■ Task to complete ■
Identify the lines that contain the string "page", then copy each of them.
■ ■ ■ ■ ■
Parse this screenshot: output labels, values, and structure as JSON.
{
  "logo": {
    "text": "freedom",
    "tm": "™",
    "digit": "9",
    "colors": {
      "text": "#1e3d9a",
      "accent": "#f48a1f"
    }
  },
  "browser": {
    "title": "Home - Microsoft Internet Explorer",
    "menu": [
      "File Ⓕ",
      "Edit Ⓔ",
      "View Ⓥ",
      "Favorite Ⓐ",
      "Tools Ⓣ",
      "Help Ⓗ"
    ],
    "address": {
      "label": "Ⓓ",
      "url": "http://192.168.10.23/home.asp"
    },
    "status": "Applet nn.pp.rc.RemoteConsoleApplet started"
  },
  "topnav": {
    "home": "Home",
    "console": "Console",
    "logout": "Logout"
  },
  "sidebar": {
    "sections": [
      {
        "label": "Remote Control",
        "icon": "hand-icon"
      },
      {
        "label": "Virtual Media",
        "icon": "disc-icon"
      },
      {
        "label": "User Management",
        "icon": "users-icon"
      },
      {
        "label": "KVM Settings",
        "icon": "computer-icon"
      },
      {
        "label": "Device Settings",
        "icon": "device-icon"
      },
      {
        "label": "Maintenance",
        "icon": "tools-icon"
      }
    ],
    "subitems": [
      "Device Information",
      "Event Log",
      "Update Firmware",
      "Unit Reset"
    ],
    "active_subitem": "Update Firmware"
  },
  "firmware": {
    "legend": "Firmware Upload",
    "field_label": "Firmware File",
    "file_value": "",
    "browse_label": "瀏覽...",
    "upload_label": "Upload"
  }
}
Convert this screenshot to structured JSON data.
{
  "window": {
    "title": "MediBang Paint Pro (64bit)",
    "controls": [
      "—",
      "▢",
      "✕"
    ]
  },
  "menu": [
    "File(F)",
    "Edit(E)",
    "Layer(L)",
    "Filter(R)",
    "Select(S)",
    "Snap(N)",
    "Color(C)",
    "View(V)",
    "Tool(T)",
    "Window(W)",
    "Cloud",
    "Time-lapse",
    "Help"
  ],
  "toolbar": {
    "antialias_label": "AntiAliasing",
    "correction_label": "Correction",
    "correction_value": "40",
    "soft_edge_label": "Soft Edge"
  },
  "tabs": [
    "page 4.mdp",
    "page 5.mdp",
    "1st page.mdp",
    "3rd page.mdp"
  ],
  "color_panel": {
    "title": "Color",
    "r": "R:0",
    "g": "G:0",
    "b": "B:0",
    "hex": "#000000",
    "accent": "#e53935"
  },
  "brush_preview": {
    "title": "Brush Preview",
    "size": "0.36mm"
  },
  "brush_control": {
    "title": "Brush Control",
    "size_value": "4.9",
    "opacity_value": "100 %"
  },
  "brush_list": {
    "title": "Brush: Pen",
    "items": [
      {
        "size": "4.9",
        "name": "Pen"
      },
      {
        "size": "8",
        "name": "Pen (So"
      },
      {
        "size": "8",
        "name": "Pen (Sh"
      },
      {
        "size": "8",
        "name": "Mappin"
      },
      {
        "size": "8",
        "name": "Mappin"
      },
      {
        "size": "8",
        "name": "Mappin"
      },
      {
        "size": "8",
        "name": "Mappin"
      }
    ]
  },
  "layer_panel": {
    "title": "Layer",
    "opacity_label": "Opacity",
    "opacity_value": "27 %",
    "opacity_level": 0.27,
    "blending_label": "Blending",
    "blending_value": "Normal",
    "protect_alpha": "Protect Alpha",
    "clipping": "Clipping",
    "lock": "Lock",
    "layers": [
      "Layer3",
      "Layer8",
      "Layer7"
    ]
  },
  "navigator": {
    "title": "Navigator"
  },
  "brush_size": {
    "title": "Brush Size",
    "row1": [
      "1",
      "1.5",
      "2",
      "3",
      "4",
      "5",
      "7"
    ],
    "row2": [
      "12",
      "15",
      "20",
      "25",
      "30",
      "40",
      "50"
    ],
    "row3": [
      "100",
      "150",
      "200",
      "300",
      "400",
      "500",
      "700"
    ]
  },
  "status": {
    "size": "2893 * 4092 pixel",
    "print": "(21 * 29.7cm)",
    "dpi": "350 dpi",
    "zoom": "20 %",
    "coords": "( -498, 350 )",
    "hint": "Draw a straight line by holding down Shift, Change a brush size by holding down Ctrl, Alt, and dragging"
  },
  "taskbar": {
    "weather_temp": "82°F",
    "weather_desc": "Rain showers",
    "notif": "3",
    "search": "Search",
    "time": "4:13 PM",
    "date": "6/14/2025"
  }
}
■ ■ ■ ■ ■
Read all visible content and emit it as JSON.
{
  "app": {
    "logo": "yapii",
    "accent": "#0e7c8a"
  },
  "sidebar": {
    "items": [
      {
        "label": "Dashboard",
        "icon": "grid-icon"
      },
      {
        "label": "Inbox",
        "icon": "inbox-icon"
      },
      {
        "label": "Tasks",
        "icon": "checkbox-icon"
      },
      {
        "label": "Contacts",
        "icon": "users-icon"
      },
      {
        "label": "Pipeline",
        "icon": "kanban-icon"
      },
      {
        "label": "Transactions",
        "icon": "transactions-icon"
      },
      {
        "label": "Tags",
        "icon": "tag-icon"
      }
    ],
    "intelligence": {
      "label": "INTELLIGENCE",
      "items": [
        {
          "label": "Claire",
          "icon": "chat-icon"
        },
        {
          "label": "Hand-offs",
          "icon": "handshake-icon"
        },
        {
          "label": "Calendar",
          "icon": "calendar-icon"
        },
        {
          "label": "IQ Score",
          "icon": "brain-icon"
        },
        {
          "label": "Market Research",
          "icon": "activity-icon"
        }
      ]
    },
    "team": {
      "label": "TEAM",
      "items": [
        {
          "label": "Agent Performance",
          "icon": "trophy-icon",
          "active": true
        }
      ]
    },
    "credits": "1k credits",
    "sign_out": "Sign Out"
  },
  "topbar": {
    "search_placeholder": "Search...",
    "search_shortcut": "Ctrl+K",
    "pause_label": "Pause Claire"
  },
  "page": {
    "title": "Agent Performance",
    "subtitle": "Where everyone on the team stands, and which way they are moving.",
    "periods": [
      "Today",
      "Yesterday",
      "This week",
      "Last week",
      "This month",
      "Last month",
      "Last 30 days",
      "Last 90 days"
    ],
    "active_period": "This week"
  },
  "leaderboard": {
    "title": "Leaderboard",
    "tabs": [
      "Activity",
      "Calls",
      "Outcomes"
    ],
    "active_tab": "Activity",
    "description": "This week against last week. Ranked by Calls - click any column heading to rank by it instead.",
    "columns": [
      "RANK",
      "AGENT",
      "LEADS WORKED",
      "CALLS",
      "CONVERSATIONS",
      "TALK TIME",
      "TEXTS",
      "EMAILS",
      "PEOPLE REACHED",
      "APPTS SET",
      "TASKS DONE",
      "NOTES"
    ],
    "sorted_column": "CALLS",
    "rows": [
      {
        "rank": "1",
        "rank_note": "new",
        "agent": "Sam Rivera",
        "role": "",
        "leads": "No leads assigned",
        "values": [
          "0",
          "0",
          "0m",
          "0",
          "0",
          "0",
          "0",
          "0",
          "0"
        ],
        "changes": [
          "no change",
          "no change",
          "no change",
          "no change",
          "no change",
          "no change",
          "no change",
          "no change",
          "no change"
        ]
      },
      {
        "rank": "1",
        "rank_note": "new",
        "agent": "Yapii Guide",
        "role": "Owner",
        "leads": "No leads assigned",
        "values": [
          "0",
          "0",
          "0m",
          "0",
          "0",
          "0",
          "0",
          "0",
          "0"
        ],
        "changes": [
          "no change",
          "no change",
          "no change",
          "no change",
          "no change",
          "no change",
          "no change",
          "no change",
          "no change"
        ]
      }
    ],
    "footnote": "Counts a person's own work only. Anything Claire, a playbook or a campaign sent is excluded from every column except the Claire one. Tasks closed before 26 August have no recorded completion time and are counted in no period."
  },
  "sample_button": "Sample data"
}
■ ■ ■ ■ ■
■ Result ■
    "page 4.mdp",
    "page 5.mdp",
    "1st page.mdp",
    "3rd page.mdp"
  "page": {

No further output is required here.